>> start

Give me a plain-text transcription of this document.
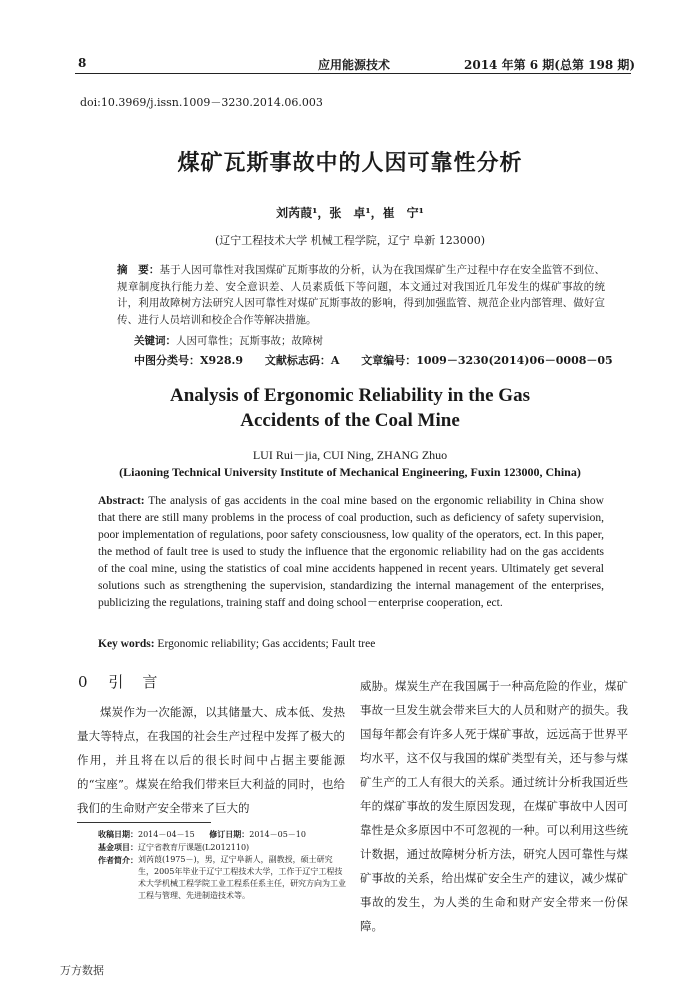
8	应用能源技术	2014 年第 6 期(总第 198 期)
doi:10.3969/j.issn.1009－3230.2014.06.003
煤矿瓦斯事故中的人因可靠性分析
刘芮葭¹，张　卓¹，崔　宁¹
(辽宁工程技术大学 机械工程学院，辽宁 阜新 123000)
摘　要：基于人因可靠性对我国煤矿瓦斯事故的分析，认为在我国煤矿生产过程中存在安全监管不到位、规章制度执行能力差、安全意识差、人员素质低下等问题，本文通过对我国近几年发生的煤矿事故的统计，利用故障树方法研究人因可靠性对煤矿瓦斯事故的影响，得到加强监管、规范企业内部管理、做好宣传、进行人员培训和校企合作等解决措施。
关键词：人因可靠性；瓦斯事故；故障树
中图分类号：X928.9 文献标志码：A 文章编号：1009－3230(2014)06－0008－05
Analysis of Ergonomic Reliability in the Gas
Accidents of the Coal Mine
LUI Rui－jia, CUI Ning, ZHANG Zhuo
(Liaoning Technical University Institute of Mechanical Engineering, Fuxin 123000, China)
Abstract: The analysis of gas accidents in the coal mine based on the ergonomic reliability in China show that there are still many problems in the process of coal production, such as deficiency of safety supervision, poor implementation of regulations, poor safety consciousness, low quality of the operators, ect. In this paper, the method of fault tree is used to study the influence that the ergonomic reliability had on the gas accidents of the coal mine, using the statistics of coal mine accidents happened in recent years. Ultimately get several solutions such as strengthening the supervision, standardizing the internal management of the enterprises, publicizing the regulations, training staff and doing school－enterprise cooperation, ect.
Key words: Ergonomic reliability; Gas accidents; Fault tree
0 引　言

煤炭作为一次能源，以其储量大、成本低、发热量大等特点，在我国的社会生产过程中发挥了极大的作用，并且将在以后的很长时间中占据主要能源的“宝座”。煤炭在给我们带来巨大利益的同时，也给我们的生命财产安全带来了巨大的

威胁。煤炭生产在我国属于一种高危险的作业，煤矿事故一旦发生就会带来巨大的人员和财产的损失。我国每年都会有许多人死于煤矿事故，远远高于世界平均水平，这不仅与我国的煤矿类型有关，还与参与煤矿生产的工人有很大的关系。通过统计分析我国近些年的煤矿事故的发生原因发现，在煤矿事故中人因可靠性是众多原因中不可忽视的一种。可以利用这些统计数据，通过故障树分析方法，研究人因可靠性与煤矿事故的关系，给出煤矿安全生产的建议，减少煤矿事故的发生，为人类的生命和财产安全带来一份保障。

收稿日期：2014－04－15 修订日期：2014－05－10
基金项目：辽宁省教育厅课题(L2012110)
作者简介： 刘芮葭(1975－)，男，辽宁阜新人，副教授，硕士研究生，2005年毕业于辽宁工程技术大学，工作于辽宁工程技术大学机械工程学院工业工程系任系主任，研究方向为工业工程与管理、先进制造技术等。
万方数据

>> end

Work to complete: Each record above must be returned exactly as written, with its pictures omitted.

Solution to the exercise:
Give me a plain-text transcription of this document.
8	应用能源技术	2014 年第 6 期(总第 198 期)
doi:10.3969/j.issn.1009－3230.2014.06.003
煤矿瓦斯事故中的人因可靠性分析
刘芮葭¹，张　卓¹，崔　宁¹
(辽宁工程技术大学 机械工程学院，辽宁 阜新 123000)
摘　要：基于人因可靠性对我国煤矿瓦斯事故的分析，认为在我国煤矿生产过程中存在安全监管不到位、规章制度执行能力差、安全意识差、人员素质低下等问题，本文通过对我国近几年发生的煤矿事故的统计，利用故障树方法研究人因可靠性对煤矿瓦斯事故的影响，得到加强监管、规范企业内部管理、做好宣传、进行人员培训和校企合作等解决措施。
关键词：人因可靠性；瓦斯事故；故障树
中图分类号：X928.9 文献标志码：A 文章编号：1009－3230(2014)06－0008－05
Analysis of Ergonomic Reliability in the Gas
Accidents of the Coal Mine
LUI Rui－jia, CUI Ning, ZHANG Zhuo
(Liaoning Technical University Institute of Mechanical Engineering, Fuxin 123000, China)
Abstract: The analysis of gas accidents in the coal mine based on the ergonomic reliability in China show that there are still many problems in the process of coal production, such as deficiency of safety supervision, poor implementation of regulations, poor safety consciousness, low quality of the operators, ect. In this paper, the method of fault tree is used to study the influence that the ergonomic reliability had on the gas accidents of the coal mine, using the statistics of coal mine accidents happened in recent years. Ultimately get several solutions such as strengthening the supervision, standardizing the internal management of the enterprises, publicizing the regulations, training staff and doing school－enterprise cooperation, ect.
Key words: Ergonomic reliability; Gas accidents; Fault tree
0 引　言

煤炭作为一次能源，以其储量大、成本低、发热量大等特点，在我国的社会生产过程中发挥了极大的作用，并且将在以后的很长时间中占据主要能源的“宝座”。煤炭在给我们带来巨大利益的同时，也给我们的生命财产安全带来了巨大的

威胁。煤炭生产在我国属于一种高危险的作业，煤矿事故一旦发生就会带来巨大的人员和财产的损失。我国每年都会有许多人死于煤矿事故，远远高于世界平均水平，这不仅与我国的煤矿类型有关，还与参与煤矿生产的工人有很大的关系。通过统计分析我国近些年的煤矿事故的发生原因发现，在煤矿事故中人因可靠性是众多原因中不可忽视的一种。可以利用这些统计数据，通过故障树分析方法，研究人因可靠性与煤矿事故的关系，给出煤矿安全生产的建议，减少煤矿事故的发生，为人类的生命和财产安全带来一份保障。

收稿日期：2014－04－15 修订日期：2014－05－10
基金项目：辽宁省教育厅课题(L2012110)
作者简介： 刘芮葭(1975－)，男，辽宁阜新人，副教授，硕士研究生，2005年毕业于辽宁工程技术大学，工作于辽宁工程技术大学机械工程学院工业工程系任系主任，研究方向为工业工程与管理、先进制造技术等。
万方数据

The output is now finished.